> [GIVEN REQUEST]
Return each line containing the string "this".

> [DATA ROWS]
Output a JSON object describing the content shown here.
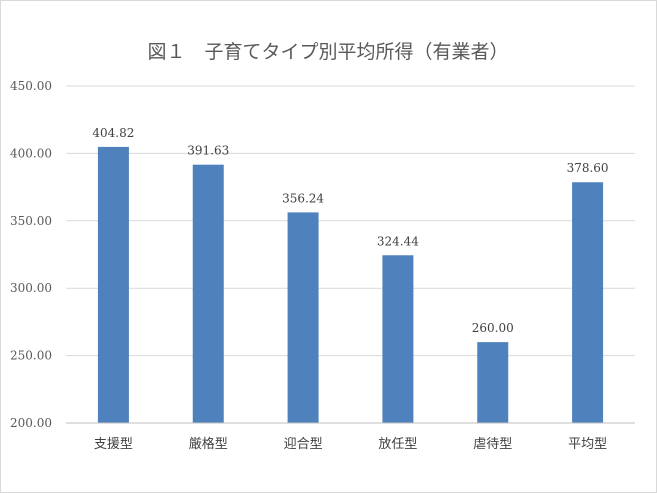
{
  "chart_data": {
    "type": "bar",
    "title": "図１　子育てタイプ別平均所得（有業者）",
    "categories": [
      "支援型",
      "厳格型",
      "迎合型",
      "放任型",
      "虐待型",
      "平均型"
    ],
    "values": [
      404.82,
      391.63,
      356.24,
      324.44,
      260.0,
      378.6
    ],
    "data_labels": [
      "404.82",
      "391.63",
      "356.24",
      "324.44",
      "260.00",
      "378.60"
    ],
    "y_ticks": [
      200,
      250,
      300,
      350,
      400,
      450
    ],
    "y_tick_labels": [
      "200.00",
      "250.00",
      "300.00",
      "350.00",
      "400.00",
      "450.00"
    ],
    "ylim": [
      200,
      450
    ],
    "xlabel": "",
    "ylabel": "",
    "grid": true,
    "legend": "none",
    "colors": {
      "bar": "#4f81bd",
      "grid": "#d9d9d9",
      "axis": "#bfbfbf"
    }
  }
}
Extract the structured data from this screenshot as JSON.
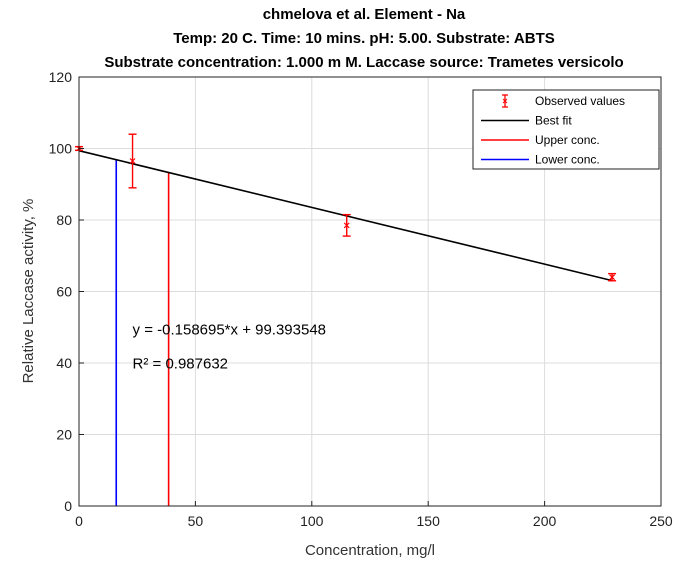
{
  "chart_data": {
    "type": "scatter",
    "title_lines": [
      "chmelova et al. Element -  Na",
      "Temp: 20 C.  Time: 10 mins. pH:  5.00. Substrate: ABTS",
      "Substrate concentration: 1.000 m M. Laccase source: Trametes versicolo"
    ],
    "xlabel": "Concentration, mg/l",
    "ylabel": "Relative Laccase activity, %",
    "xlim": [
      0,
      250
    ],
    "ylim": [
      0,
      120
    ],
    "xticks": [
      0,
      50,
      100,
      150,
      200,
      250
    ],
    "yticks": [
      0,
      20,
      40,
      60,
      80,
      100,
      120
    ],
    "grid": true,
    "legend_position": "top-right",
    "series": [
      {
        "name": "Observed values",
        "color": "#ff0000",
        "points": [
          {
            "x": 0,
            "y": 100,
            "low": 99.5,
            "high": 100.5
          },
          {
            "x": 23,
            "y": 96.5,
            "low": 89,
            "high": 104
          },
          {
            "x": 115,
            "y": 78.5,
            "low": 75.5,
            "high": 81.5
          },
          {
            "x": 229,
            "y": 64,
            "low": 63,
            "high": 65
          }
        ]
      },
      {
        "name": "Best fit",
        "color": "#000000",
        "x": [
          0,
          229
        ],
        "y": [
          99.393548,
          63.05
        ]
      },
      {
        "name": "Upper conc.",
        "color": "#ff0000",
        "x": [
          38.5,
          38.5
        ],
        "y": [
          0,
          93.3
        ]
      },
      {
        "name": "Lower conc.",
        "color": "#0000ff",
        "x": [
          16,
          16
        ],
        "y": [
          0,
          96.9
        ]
      }
    ],
    "annotations": [
      {
        "text": "y = -0.158695*x + 99.393548",
        "x": 23,
        "y": 48
      },
      {
        "text": "R² =  0.987632",
        "x": 23,
        "y": 38.5
      }
    ]
  }
}
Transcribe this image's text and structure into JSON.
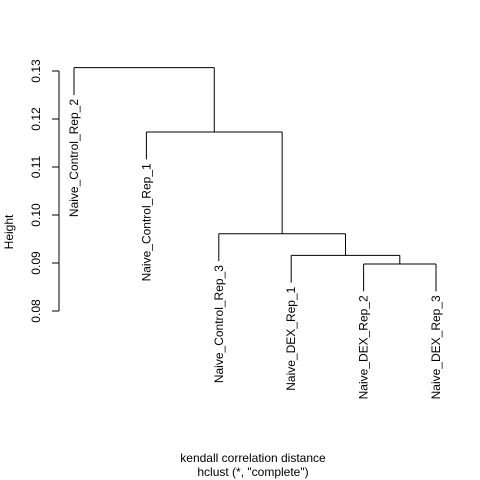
{
  "chart_data": {
    "type": "dendrogram",
    "ylabel": "Height",
    "xlabel": "kendall correlation distance",
    "sub": "hclust (*, \"complete\")",
    "ylim": [
      0.08,
      0.13
    ],
    "y_ticks": [
      0.08,
      0.09,
      0.1,
      0.11,
      0.12,
      0.13
    ],
    "y_tick_labels": [
      "0.08",
      "0.09",
      "0.10",
      "0.11",
      "0.12",
      "0.13"
    ],
    "leaves": [
      {
        "label": "Naive_Control_Rep_2"
      },
      {
        "label": "Naive_Control_Rep_1"
      },
      {
        "label": "Naive_Control_Rep_3"
      },
      {
        "label": "Naive_DEX_Rep_1"
      },
      {
        "label": "Naive_DEX_Rep_2"
      },
      {
        "label": "Naive_DEX_Rep_3"
      }
    ],
    "merges": [
      {
        "left": "leaf:4",
        "right": "leaf:5",
        "height": 0.0898
      },
      {
        "left": "leaf:3",
        "right": "merge:0",
        "height": 0.0916
      },
      {
        "left": "leaf:2",
        "right": "merge:1",
        "height": 0.0961
      },
      {
        "left": "leaf:1",
        "right": "merge:2",
        "height": 0.1173
      },
      {
        "left": "leaf:0",
        "right": "merge:3",
        "height": 0.1307
      }
    ]
  }
}
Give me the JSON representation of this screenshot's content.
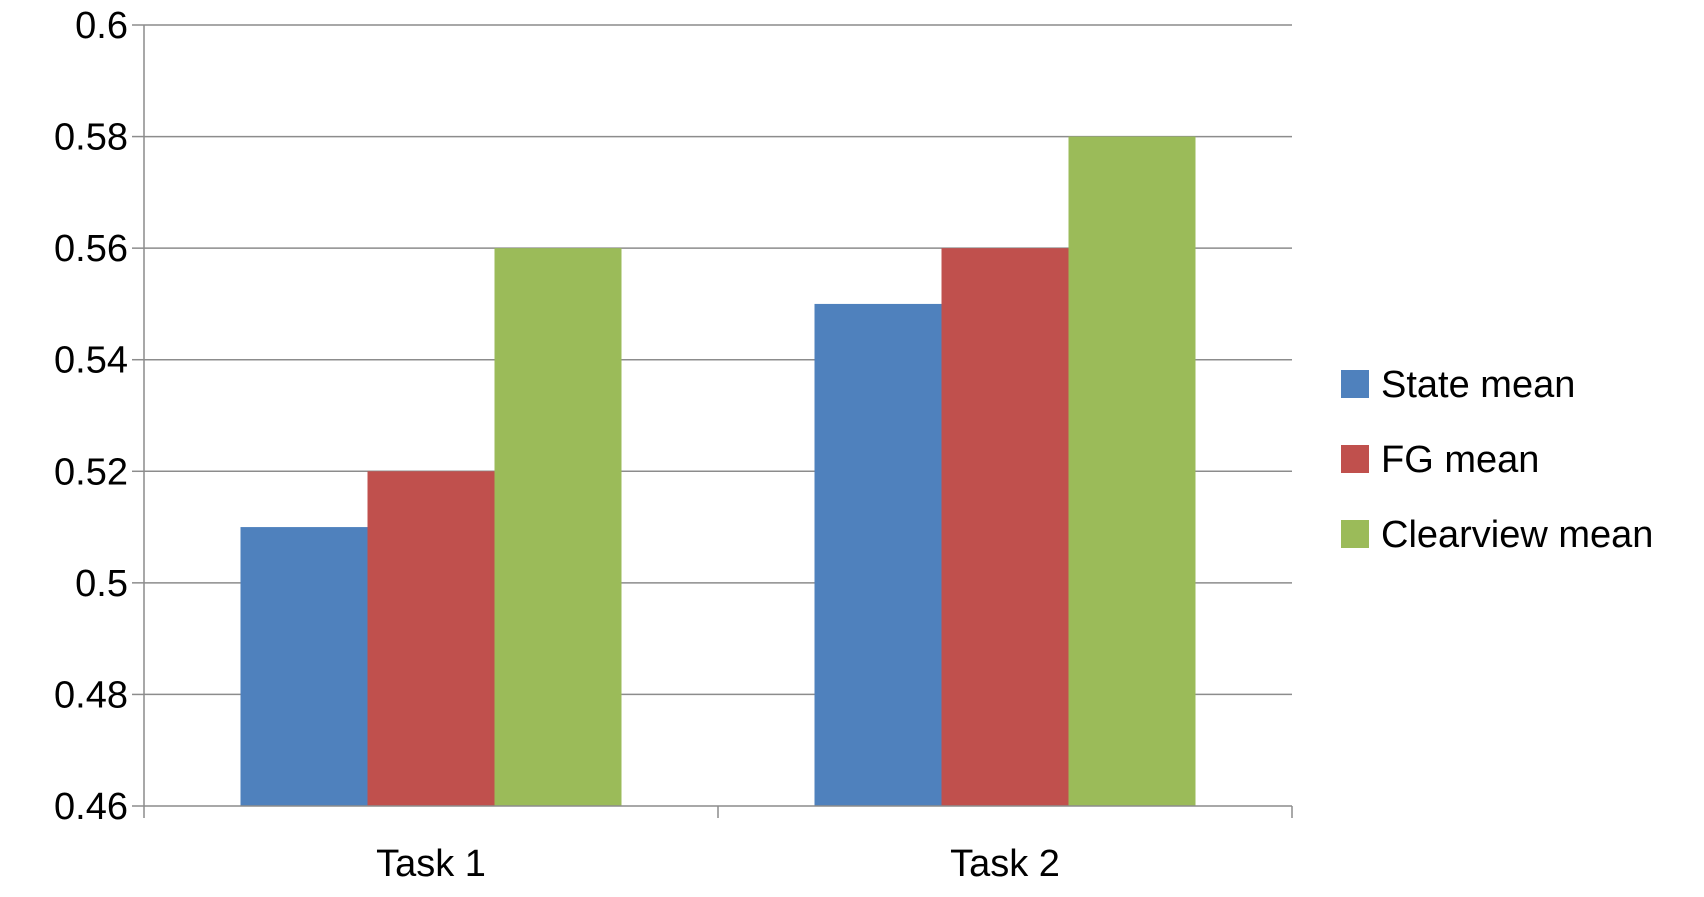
{
  "chart_data": {
    "type": "bar",
    "title": "",
    "xlabel": "",
    "ylabel": "",
    "categories": [
      "Task 1",
      "Task 2"
    ],
    "series": [
      {
        "name": "State mean",
        "values": [
          0.51,
          0.55
        ],
        "color": "#4F81BD"
      },
      {
        "name": "FG mean",
        "values": [
          0.52,
          0.56
        ],
        "color": "#C0504D"
      },
      {
        "name": "Clearview mean",
        "values": [
          0.56,
          0.58
        ],
        "color": "#9BBB59"
      }
    ],
    "ylim": [
      0.46,
      0.6
    ],
    "yticks": [
      "0.46",
      "0.48",
      "0.5",
      "0.52",
      "0.54",
      "0.56",
      "0.58",
      "0.6"
    ],
    "grid": true,
    "legend_position": "right"
  }
}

> [ANSWER FOR THE TASK]
Extract the structured data from this screenshot as JSON.
Transcribe this image's text and structure into JSON.
Give me the JSON representation of this screenshot's content.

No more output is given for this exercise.